(Directions for this task)
Leave out the pictures and repeat the data exactly.
- - -
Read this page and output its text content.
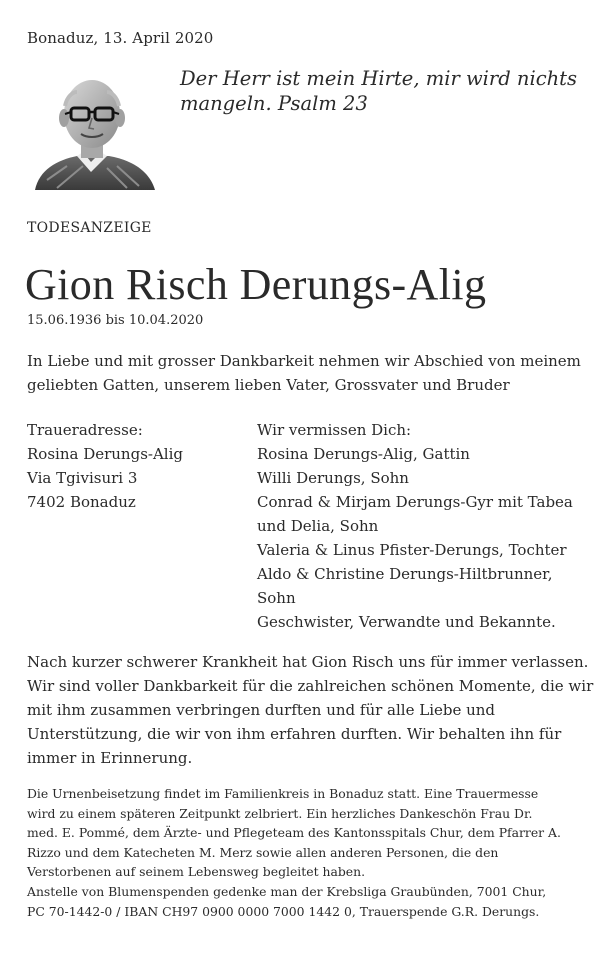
Bonaduz, 13. April 2020
Der Herr ist mein Hirte, mir wird nichts
mangeln. Psalm 23
TODESANZEIGE
Gion Risch Derungs-Alig
15.06.1936 bis 10.04.2020
In Liebe und mit grosser Dankbarkeit nehmen wir Abschied von meinem
geliebten Gatten, unserem lieben Vater, Grossvater und Bruder
Traueradresse:
Rosina Derungs-Alig
Via Tgivisuri 3
7402 Bonaduz
Wir vermissen Dich:
Rosina Derungs-Alig, Gattin
Willi Derungs, Sohn
Conrad & Mirjam Derungs-Gyr mit Tabea
und Delia, Sohn
Valeria & Linus Pfister-Derungs, Tochter
Aldo & Christine Derungs-Hiltbrunner,
Sohn
Geschwister, Verwandte und Bekannte.
Nach kurzer schwerer Krankheit hat Gion Risch uns für immer verlassen.
Wir sind voller Dankbarkeit für die zahlreichen schönen Momente, die wir
mit ihm zusammen verbringen durften und für alle Liebe und
Unterstützung, die wir von ihm erfahren durften. Wir behalten ihn für
immer in Erinnerung.
Die Urnenbeisetzung findet im Familienkreis in Bonaduz statt. Eine Trauermesse
wird zu einem späteren Zeitpunkt zelbriert. Ein herzliches Dankeschön Frau Dr.
med. E. Pommé, dem Ärzte- und Pflegeteam des Kantonsspitals Chur, dem Pfarrer A.
Rizzo und dem Katecheten M. Merz sowie allen anderen Personen, die den
Verstorbenen auf seinem Lebensweg begleitet haben.
Anstelle von Blumenspenden gedenke man der Krebsliga Graubünden, 7001 Chur,
PC 70-1442-0 / IBAN CH97 0900 0000 7000 1442 0, Trauerspende G.R. Derungs.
- - -
(In response)
Read this page and output its text content.
Bonaduz, 13. April 2020
Der Herr ist mein Hirte, mir wird nichts
mangeln. Psalm 23
TODESANZEIGE
Gion Risch Derungs-Alig
15.06.1936 bis 10.04.2020
In Liebe und mit grosser Dankbarkeit nehmen wir Abschied von meinem
geliebten Gatten, unserem lieben Vater, Grossvater und Bruder
Traueradresse:
Rosina Derungs-Alig
Via Tgivisuri 3
7402 Bonaduz
Wir vermissen Dich:
Rosina Derungs-Alig, Gattin
Willi Derungs, Sohn
Conrad & Mirjam Derungs-Gyr mit Tabea
und Delia, Sohn
Valeria & Linus Pfister-Derungs, Tochter
Aldo & Christine Derungs-Hiltbrunner,
Sohn
Geschwister, Verwandte und Bekannte.
Nach kurzer schwerer Krankheit hat Gion Risch uns für immer verlassen.
Wir sind voller Dankbarkeit für die zahlreichen schönen Momente, die wir
mit ihm zusammen verbringen durften und für alle Liebe und
Unterstützung, die wir von ihm erfahren durften. Wir behalten ihn für
immer in Erinnerung.
Die Urnenbeisetzung findet im Familienkreis in Bonaduz statt. Eine Trauermesse
wird zu einem späteren Zeitpunkt zelbriert. Ein herzliches Dankeschön Frau Dr.
med. E. Pommé, dem Ärzte- und Pflegeteam des Kantonsspitals Chur, dem Pfarrer A.
Rizzo und dem Katecheten M. Merz sowie allen anderen Personen, die den
Verstorbenen auf seinem Lebensweg begleitet haben.
Anstelle von Blumenspenden gedenke man der Krebsliga Graubünden, 7001 Chur,
PC 70-1442-0 / IBAN CH97 0900 0000 7000 1442 0, Trauerspende G.R. Derungs.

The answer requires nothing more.